> _Given problem_
Every record that follows must be duplicated exactly, with images left out.

(Dataset entries)
-*-

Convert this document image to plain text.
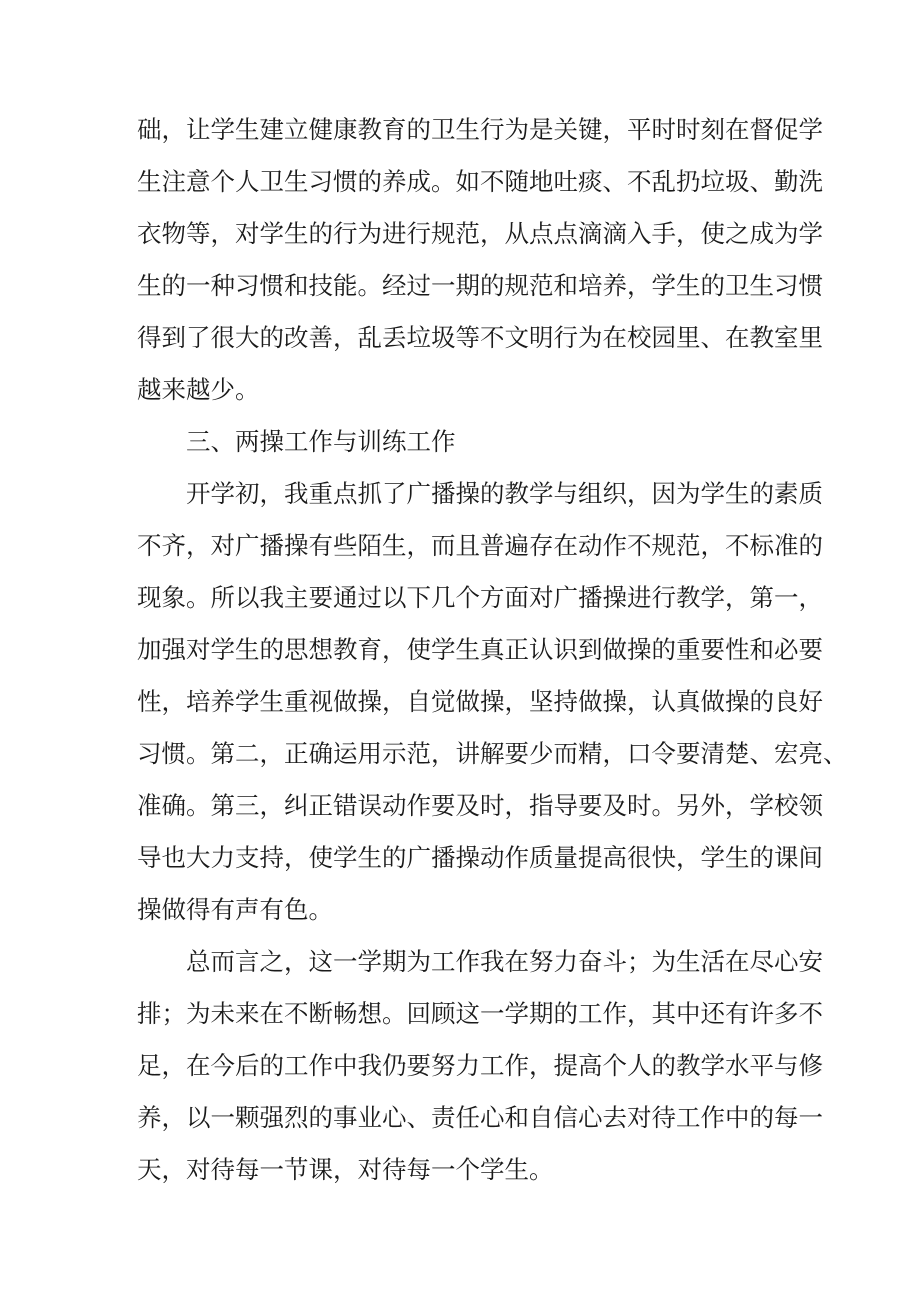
础，让学生建立健康教育的卫生行为是关键，平时时刻在督促学
生注意个人卫生习惯的养成。如不随地吐痰、不乱扔垃圾、勤洗
衣物等，对学生的行为进行规范，从点点滴滴入手，使之成为学
生的一种习惯和技能。经过一期的规范和培养，学生的卫生习惯
得到了很大的改善，乱丢垃圾等不文明行为在校园里、在教室里
越来越少。
三、两操工作与训练工作
开学初，我重点抓了广播操的教学与组织，因为学生的素质
不齐，对广播操有些陌生，而且普遍存在动作不规范，不标准的
现象。所以我主要通过以下几个方面对广播操进行教学，第一，
加强对学生的思想教育，使学生真正认识到做操的重要性和必要
性，培养学生重视做操，自觉做操，坚持做操，认真做操的良好
习惯。第二，正确运用示范，讲解要少而精，口令要清楚、宏亮、
准确。第三，纠正错误动作要及时，指导要及时。另外，学校领
导也大力支持，使学生的广播操动作质量提高很快，学生的课间
操做得有声有色。
总而言之，这一学期为工作我在努力奋斗；为生活在尽心安
排；为未来在不断畅想。回顾这一学期的工作，其中还有许多不
足，在今后的工作中我仍要努力工作，提高个人的教学水平与修
养，以一颗强烈的事业心、责任心和自信心去对待工作中的每一
天，对待每一节课，对待每一个学生。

-*-

> _Solution for this problem_
Convert this document image to plain text.
础，让学生建立健康教育的卫生行为是关键，平时时刻在督促学
生注意个人卫生习惯的养成。如不随地吐痰、不乱扔垃圾、勤洗
衣物等，对学生的行为进行规范，从点点滴滴入手，使之成为学
生的一种习惯和技能。经过一期的规范和培养，学生的卫生习惯
得到了很大的改善，乱丢垃圾等不文明行为在校园里、在教室里
越来越少。
三、两操工作与训练工作
开学初，我重点抓了广播操的教学与组织，因为学生的素质
不齐，对广播操有些陌生，而且普遍存在动作不规范，不标准的
现象。所以我主要通过以下几个方面对广播操进行教学，第一，
加强对学生的思想教育，使学生真正认识到做操的重要性和必要
性，培养学生重视做操，自觉做操，坚持做操，认真做操的良好
习惯。第二，正确运用示范，讲解要少而精，口令要清楚、宏亮、
准确。第三，纠正错误动作要及时，指导要及时。另外，学校领
导也大力支持，使学生的广播操动作质量提高很快，学生的课间
操做得有声有色。
总而言之，这一学期为工作我在努力奋斗；为生活在尽心安
排；为未来在不断畅想。回顾这一学期的工作，其中还有许多不
足，在今后的工作中我仍要努力工作，提高个人的教学水平与修
养，以一颗强烈的事业心、责任心和自信心去对待工作中的每一
天，对待每一节课，对待每一个学生。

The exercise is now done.